#### Task details
Print the complete set of entries exactly.
"""
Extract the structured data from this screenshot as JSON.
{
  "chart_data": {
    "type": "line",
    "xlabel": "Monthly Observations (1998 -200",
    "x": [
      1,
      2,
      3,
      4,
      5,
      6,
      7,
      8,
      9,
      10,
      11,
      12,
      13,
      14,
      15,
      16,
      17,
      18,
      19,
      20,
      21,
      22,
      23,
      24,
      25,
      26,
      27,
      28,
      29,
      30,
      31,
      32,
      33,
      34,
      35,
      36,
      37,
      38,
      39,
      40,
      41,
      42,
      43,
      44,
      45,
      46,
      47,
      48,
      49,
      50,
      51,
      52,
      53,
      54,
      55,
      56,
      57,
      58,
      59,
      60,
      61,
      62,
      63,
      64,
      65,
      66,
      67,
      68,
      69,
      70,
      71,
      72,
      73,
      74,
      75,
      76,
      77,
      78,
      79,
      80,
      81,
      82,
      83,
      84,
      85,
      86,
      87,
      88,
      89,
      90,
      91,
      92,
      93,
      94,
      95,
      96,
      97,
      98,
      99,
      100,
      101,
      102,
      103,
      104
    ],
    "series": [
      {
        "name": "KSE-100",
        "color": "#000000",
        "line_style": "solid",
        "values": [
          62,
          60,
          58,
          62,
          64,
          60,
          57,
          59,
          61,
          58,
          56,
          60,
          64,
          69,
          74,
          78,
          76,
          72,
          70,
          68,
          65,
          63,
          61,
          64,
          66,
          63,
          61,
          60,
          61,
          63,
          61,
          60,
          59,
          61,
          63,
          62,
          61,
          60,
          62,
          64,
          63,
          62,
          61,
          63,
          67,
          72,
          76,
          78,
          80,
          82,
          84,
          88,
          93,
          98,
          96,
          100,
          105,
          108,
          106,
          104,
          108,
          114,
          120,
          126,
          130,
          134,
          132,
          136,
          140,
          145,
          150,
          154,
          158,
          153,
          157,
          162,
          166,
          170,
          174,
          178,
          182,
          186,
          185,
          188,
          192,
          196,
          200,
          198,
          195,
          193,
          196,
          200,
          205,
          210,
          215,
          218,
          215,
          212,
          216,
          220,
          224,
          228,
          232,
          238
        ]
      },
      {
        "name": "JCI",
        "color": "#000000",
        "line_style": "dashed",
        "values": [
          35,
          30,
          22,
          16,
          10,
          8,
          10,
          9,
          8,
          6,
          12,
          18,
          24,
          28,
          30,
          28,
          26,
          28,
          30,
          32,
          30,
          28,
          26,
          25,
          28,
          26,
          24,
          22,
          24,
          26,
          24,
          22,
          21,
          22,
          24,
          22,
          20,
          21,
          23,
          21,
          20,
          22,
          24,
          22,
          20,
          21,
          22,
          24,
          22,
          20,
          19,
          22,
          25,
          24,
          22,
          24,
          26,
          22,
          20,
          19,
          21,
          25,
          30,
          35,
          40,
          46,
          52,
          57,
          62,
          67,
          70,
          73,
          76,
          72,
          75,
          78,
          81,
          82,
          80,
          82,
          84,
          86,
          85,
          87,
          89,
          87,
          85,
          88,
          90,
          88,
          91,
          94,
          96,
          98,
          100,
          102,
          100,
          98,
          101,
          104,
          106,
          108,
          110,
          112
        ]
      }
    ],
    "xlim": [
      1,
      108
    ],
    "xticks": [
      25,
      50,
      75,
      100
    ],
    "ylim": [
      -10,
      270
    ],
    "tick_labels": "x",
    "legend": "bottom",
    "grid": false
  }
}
"""
#### Final result
Extract the structured data from this screenshot as JSON.
{
  "chart_data": {
    "type": "line",
    "xlabel": "Monthly Observations (1998 -200",
    "x": [
      1,
      2,
      3,
      4,
      5,
      6,
      7,
      8,
      9,
      10,
      11,
      12,
      13,
      14,
      15,
      16,
      17,
      18,
      19,
      20,
      21,
      22,
      23,
      24,
      25,
      26,
      27,
      28,
      29,
      30,
      31,
      32,
      33,
      34,
      35,
      36,
      37,
      38,
      39,
      40,
      41,
      42,
      43,
      44,
      45,
      46,
      47,
      48,
      49,
      50,
      51,
      52,
      53,
      54,
      55,
      56,
      57,
      58,
      59,
      60,
      61,
      62,
      63,
      64,
      65,
      66,
      67,
      68,
      69,
      70,
      71,
      72,
      73,
      74,
      75,
      76,
      77,
      78,
      79,
      80,
      81,
      82,
      83,
      84,
      85,
      86,
      87,
      88,
      89,
      90,
      91,
      92,
      93,
      94,
      95,
      96,
      97,
      98,
      99,
      100,
      101,
      102,
      103,
      104
    ],
    "series": [
      {
        "name": "KSE-100",
        "color": "#000000",
        "line_style": "solid",
        "values": [
          62,
          60,
          58,
          62,
          64,
          60,
          57,
          59,
          61,
          58,
          56,
          60,
          64,
          69,
          74,
          78,
          76,
          72,
          70,
          68,
          65,
          63,
          61,
          64,
          66,
          63,
          61,
          60,
          61,
          63,
          61,
          60,
          59,
          61,
          63,
          62,
          61,
          60,
          62,
          64,
          63,
          62,
          61,
          63,
          67,
          72,
          76,
          78,
          80,
          82,
          84,
          88,
          93,
          98,
          96,
          100,
          105,
          108,
          106,
          104,
          108,
          114,
          120,
          126,
          130,
          134,
          132,
          136,
          140,
          145,
          150,
          154,
          158,
          153,
          157,
          162,
          166,
          170,
          174,
          178,
          182,
          186,
          185,
          188,
          192,
          196,
          200,
          198,
          195,
          193,
          196,
          200,
          205,
          210,
          215,
          218,
          215,
          212,
          216,
          220,
          224,
          228,
          232,
          238
        ]
      },
      {
        "name": "JCI",
        "color": "#000000",
        "line_style": "dashed",
        "values": [
          35,
          30,
          22,
          16,
          10,
          8,
          10,
          9,
          8,
          6,
          12,
          18,
          24,
          28,
          30,
          28,
          26,
          28,
          30,
          32,
          30,
          28,
          26,
          25,
          28,
          26,
          24,
          22,
          24,
          26,
          24,
          22,
          21,
          22,
          24,
          22,
          20,
          21,
          23,
          21,
          20,
          22,
          24,
          22,
          20,
          21,
          22,
          24,
          22,
          20,
          19,
          22,
          25,
          24,
          22,
          24,
          26,
          22,
          20,
          19,
          21,
          25,
          30,
          35,
          40,
          46,
          52,
          57,
          62,
          67,
          70,
          73,
          76,
          72,
          75,
          78,
          81,
          82,
          80,
          82,
          84,
          86,
          85,
          87,
          89,
          87,
          85,
          88,
          90,
          88,
          91,
          94,
          96,
          98,
          100,
          102,
          100,
          98,
          101,
          104,
          106,
          108,
          110,
          112
        ]
      }
    ],
    "xlim": [
      1,
      108
    ],
    "xticks": [
      25,
      50,
      75,
      100
    ],
    "ylim": [
      -10,
      270
    ],
    "tick_labels": "x",
    "legend": "bottom",
    "grid": false
  }
}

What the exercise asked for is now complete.